Start of Document section

A: God never pretends He is a doctor.

For some reason it came to mind reading the story and comments. Just one of those things.

Foxfier said...

I've even seen Catholics-- pretty good ones-- talk about how Snowflake babies are a bad idea because it costs so much and you "may not end up with a baby at the end."

I think in some cases it may be a mental defense measure-- my grandmother lost several children before my mother came along, and it took several months before she could accept that my mom was alive, and not going away.

Tori said...

I work for a Catholic OB/GYN and we routinely assist parents in the burial process after miscarriage. Thankfully we work with a very understanding Catholic hospital and the staff is very cooperative when a baby's remains are requested. I can't imagine having to fight about it.

David L Alexander said...

"[E]ventually they admitted that the baby had been discarded."
I'd sue the bastards.

Fr Bill Peckman said...

This just breaks my heart at the abject cruelty they showed the grieving mother and nefarious disregard they had for the stillborn child. AS one who has been at graveside services for stillborns and have watched my sisters grieve over their own stillbirths, I cannot even begin to understand the callousness that underlies this story.

Kara H. said...

I wasn't at a Catholic hospital, but I guess I'm in a part of the country that values children at any stage. I miscarried at fifteen weeks and the hospital could not have been more understanding or compassionate. We were allowed to hold the baby twice after the miscarriage, no tests were conducted per our request and they sent the remains to a Catholic cemetery that essentially allowed us to bury the baby for free. We just had to pay for the headstone. We had a funeral and everything.

Just so you know that not everyone everywhere is this heartless.

Anonymous said...

I am also in a more caring region evidently... When our first daughter died in the womb at 28 weeks, we were allowed to see her and hold her after she was delivered. They even dressed her and took the same pics they would for any newborn. Her remains were handled the same as anyone who happened to die in that hospital. We were asked which funeral home we would like to use. When we said we didn't know, they suggested a good, but inexpensive, home. Our child was cremated and we held a funeral service for her (we weren't Catholic at the time). It gave us such peace. She wasn't born alive, but she was loved for all 28 weeks and she is missed. Her mother, father, and sister, pray for her soul continuously.


Christine said...

Every hospital has a cutoff - even some Catholic ones, usually lower, but still. Check out the cutoff at your local hospitals. Call the hospital's chaplain and ask him to look into it. And remember that at most hospitals remains ("products of conception") even over the cutoff, are often not picked up. Basically children abandoned by their parents. Moreover, be a l&d nurse long enough and you will take care of a mom who won't acknowledge that she just had a child who says "Take it away" even when a child is born alive. I have personally held a (nonviable) baby while it died in the OR, parents and extended family in the recovery area all wanted nothing to do with the child. Bathed, dressed, wrapped said child and knew that it would be buried by a priest with other demises. Horror exists everywhere, folks, pray constantly and vigilantly, for children and their caregivers and their parents and our world!

Anonymous said...

I am so sorry for your losses, and also for the disrespect shown to you and your children.

Maybe this is something that crafts people could do for hospital morgues -- give them something nicer in the way of little temporary coffins to put baby remains in. I mean, if you can have a nice box for a military funeral flag, surely we can also have something nice to keep remains-containers in, at least till they get to the funeral home or their final resting place. Something dignified but easy for hospital morgues to store, that wouldn't cost the hospital anything and thus wouldn't require a budget fight. Obviously there's a need.

End of Document section
Start of Records provided

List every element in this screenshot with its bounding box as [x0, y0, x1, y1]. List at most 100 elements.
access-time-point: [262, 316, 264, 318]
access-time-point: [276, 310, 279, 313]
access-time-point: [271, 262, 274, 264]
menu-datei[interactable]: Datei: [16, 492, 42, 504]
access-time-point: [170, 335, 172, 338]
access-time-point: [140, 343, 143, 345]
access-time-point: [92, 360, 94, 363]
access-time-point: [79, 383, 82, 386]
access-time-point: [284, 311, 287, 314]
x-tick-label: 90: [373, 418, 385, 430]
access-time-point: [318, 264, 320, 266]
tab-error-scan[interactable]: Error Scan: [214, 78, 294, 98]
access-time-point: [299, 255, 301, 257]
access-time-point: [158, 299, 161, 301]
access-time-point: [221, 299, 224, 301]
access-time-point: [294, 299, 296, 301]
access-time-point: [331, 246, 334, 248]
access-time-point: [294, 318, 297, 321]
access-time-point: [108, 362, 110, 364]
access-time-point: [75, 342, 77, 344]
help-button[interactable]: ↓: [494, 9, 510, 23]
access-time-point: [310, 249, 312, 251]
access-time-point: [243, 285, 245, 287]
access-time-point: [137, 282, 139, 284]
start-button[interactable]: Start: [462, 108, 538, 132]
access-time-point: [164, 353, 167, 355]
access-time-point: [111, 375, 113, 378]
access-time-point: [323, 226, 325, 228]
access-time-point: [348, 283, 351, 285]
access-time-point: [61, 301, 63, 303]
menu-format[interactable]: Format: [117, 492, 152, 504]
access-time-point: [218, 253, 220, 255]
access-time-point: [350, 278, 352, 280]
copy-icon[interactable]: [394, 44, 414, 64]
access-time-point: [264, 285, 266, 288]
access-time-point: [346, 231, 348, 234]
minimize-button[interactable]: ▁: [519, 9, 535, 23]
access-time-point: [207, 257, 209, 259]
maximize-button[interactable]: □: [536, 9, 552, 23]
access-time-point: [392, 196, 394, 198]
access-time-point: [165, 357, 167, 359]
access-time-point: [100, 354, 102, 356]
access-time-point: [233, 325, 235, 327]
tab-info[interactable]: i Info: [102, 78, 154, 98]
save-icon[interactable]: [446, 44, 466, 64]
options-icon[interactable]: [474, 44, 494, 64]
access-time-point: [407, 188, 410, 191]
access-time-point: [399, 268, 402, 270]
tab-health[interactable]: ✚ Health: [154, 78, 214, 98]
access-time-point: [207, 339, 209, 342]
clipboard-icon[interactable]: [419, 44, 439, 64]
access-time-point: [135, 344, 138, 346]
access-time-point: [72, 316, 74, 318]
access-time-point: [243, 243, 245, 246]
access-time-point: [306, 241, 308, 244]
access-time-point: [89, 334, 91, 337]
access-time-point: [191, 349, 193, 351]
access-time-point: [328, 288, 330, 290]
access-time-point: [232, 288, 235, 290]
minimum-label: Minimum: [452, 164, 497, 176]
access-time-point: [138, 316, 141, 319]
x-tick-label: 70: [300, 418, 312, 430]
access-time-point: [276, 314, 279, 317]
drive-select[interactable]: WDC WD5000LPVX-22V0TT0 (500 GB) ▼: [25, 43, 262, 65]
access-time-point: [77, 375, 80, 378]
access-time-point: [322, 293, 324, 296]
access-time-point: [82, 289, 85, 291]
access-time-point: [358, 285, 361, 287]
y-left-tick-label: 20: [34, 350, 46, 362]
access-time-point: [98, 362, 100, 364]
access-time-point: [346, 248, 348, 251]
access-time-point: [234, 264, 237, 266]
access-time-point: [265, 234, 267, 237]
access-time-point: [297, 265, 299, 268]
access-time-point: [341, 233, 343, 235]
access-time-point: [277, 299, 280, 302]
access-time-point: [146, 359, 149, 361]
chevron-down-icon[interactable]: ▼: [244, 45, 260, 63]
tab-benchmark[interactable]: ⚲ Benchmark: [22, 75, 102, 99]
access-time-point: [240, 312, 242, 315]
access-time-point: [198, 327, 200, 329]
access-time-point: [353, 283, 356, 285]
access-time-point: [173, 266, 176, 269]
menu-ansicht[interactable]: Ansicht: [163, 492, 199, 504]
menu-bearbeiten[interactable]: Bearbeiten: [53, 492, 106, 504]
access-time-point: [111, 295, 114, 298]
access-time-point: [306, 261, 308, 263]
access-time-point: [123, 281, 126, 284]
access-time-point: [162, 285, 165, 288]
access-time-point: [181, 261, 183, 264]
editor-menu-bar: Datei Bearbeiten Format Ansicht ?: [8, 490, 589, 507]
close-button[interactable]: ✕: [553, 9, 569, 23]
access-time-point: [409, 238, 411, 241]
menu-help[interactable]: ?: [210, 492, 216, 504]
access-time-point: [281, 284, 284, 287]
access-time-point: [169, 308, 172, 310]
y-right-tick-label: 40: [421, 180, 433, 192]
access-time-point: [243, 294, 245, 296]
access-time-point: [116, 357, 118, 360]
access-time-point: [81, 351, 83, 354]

End of Records provided

» **Required action A**: In the comment thread, at how many weeks did Kara H. miscarry?
» **Required action B**: Transcribe the comment thread, beginning at the words "I think in some" and stopping after "not going away.".
» **Required action C**: In the comment thread, condense the paragraph beginning "I wasn't at a Catholic hospital" into a short bulleted list that keeps its main facts.

» **Result A**: Fifteen weeks.

» **Result B**:
I think in some cases it may be a mental defense measure-- my grandmother lost several children before my mother came along, and it took several months before she could accept that my mom was alive, and not going away.

» **Result C**:
- Not at a Catholic hospital, but in a part of the country that values children at any stage
- Miscarried at fifteen weeks; the hospital was very understanding and compassionate
- Allowed to hold the baby twice; no tests were done, per their request
- Remains sent to a Catholic cemetery that essentially let them bury the baby for free; they paid only for the headstone
- Held a funeral